Copy out each line exactly; pictures stay out of the copy.

*Supplied information*.
-- start --

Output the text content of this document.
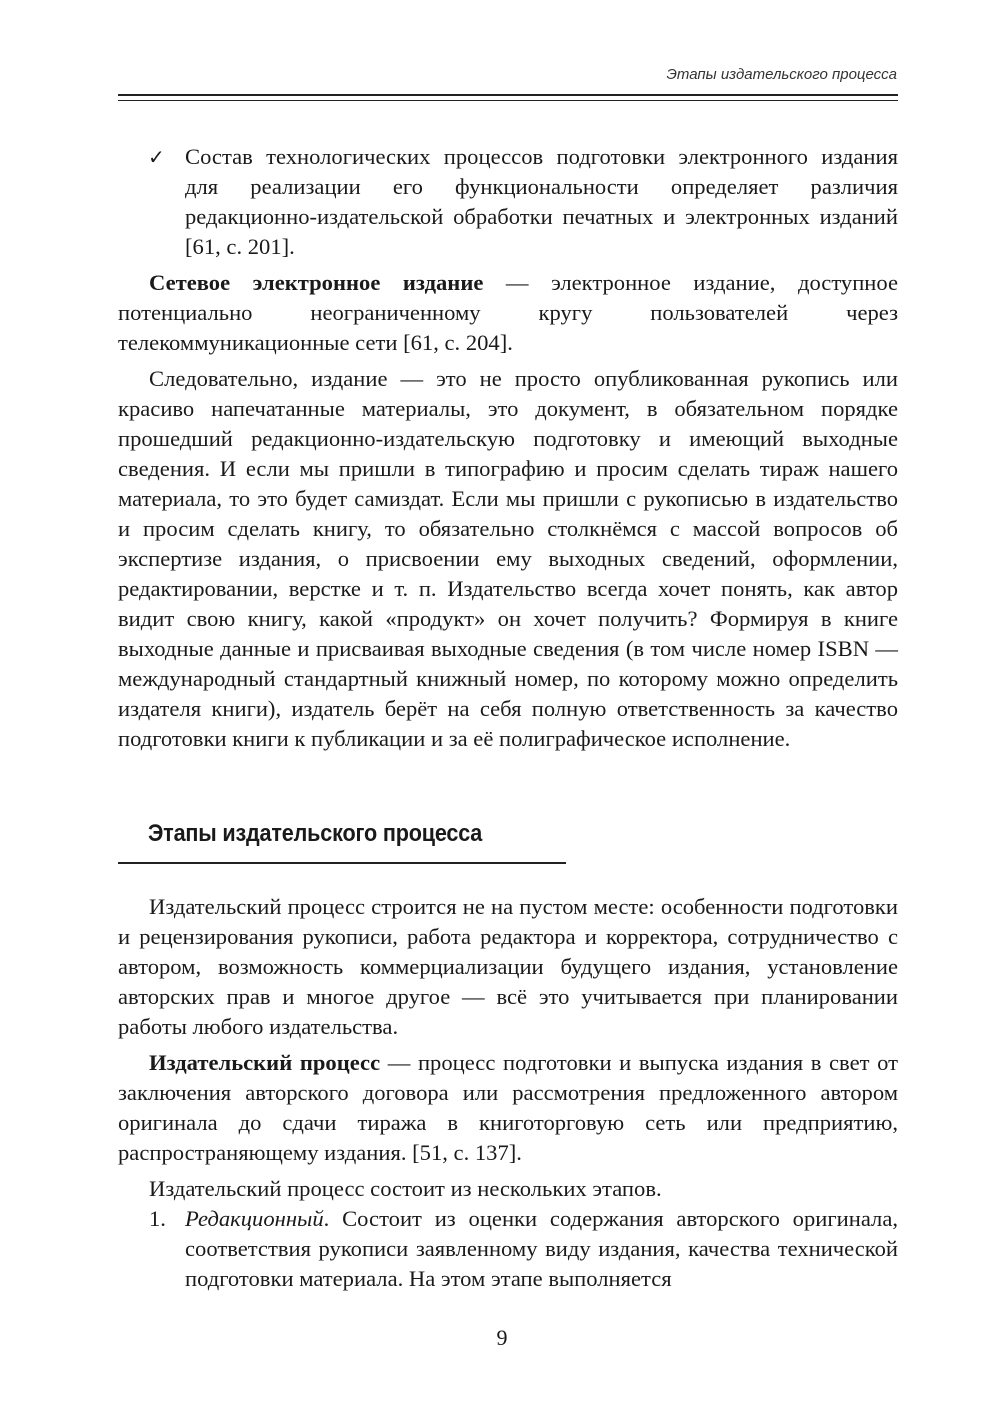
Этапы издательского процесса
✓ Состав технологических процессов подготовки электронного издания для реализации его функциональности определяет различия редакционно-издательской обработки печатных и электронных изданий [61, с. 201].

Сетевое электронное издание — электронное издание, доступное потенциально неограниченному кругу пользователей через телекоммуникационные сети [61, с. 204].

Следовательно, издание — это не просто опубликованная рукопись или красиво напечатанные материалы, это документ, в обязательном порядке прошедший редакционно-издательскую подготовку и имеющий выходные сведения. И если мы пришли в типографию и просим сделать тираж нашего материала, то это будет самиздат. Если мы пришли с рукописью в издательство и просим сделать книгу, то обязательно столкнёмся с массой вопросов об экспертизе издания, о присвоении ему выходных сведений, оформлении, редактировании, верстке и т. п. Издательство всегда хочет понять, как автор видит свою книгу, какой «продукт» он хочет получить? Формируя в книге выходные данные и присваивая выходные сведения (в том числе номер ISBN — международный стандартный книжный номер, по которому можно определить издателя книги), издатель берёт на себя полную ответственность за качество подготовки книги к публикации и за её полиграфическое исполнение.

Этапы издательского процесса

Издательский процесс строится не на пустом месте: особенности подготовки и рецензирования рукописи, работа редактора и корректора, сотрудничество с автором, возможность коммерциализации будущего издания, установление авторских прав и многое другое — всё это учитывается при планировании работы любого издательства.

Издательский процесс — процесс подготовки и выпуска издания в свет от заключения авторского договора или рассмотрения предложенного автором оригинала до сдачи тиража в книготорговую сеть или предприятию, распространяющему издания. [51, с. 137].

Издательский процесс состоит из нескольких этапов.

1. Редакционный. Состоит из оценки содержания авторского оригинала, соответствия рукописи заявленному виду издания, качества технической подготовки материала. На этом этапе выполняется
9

-- end --

*Written solution*.
Output the text content of this document.
Этапы издательского процесса
✓ Состав технологических процессов подготовки электронного издания для реализации его функциональности определяет различия редакционно-издательской обработки печатных и электронных изданий [61, с. 201].

Сетевое электронное издание — электронное издание, доступное потенциально неограниченному кругу пользователей через телекоммуникационные сети [61, с. 204].

Следовательно, издание — это не просто опубликованная рукопись или красиво напечатанные материалы, это документ, в обязательном порядке прошедший редакционно-издательскую подготовку и имеющий выходные сведения. И если мы пришли в типографию и просим сделать тираж нашего материала, то это будет самиздат. Если мы пришли с рукописью в издательство и просим сделать книгу, то обязательно столкнёмся с массой вопросов об экспертизе издания, о присвоении ему выходных сведений, оформлении, редактировании, верстке и т. п. Издательство всегда хочет понять, как автор видит свою книгу, какой «продукт» он хочет получить? Формируя в книге выходные данные и присваивая выходные сведения (в том числе номер ISBN — международный стандартный книжный номер, по которому можно определить издателя книги), издатель берёт на себя полную ответственность за качество подготовки книги к публикации и за её полиграфическое исполнение.

Этапы издательского процесса

Издательский процесс строится не на пустом месте: особенности подготовки и рецензирования рукописи, работа редактора и корректора, сотрудничество с автором, возможность коммерциализации будущего издания, установление авторских прав и многое другое — всё это учитывается при планировании работы любого издательства.

Издательский процесс — процесс подготовки и выпуска издания в свет от заключения авторского договора или рассмотрения предложенного автором оригинала до сдачи тиража в книготорговую сеть или предприятию, распространяющему издания. [51, с. 137].

Издательский процесс состоит из нескольких этапов.

1. Редакционный. Состоит из оценки содержания авторского оригинала, соответствия рукописи заявленному виду издания, качества технической подготовки материала. На этом этапе выполняется
9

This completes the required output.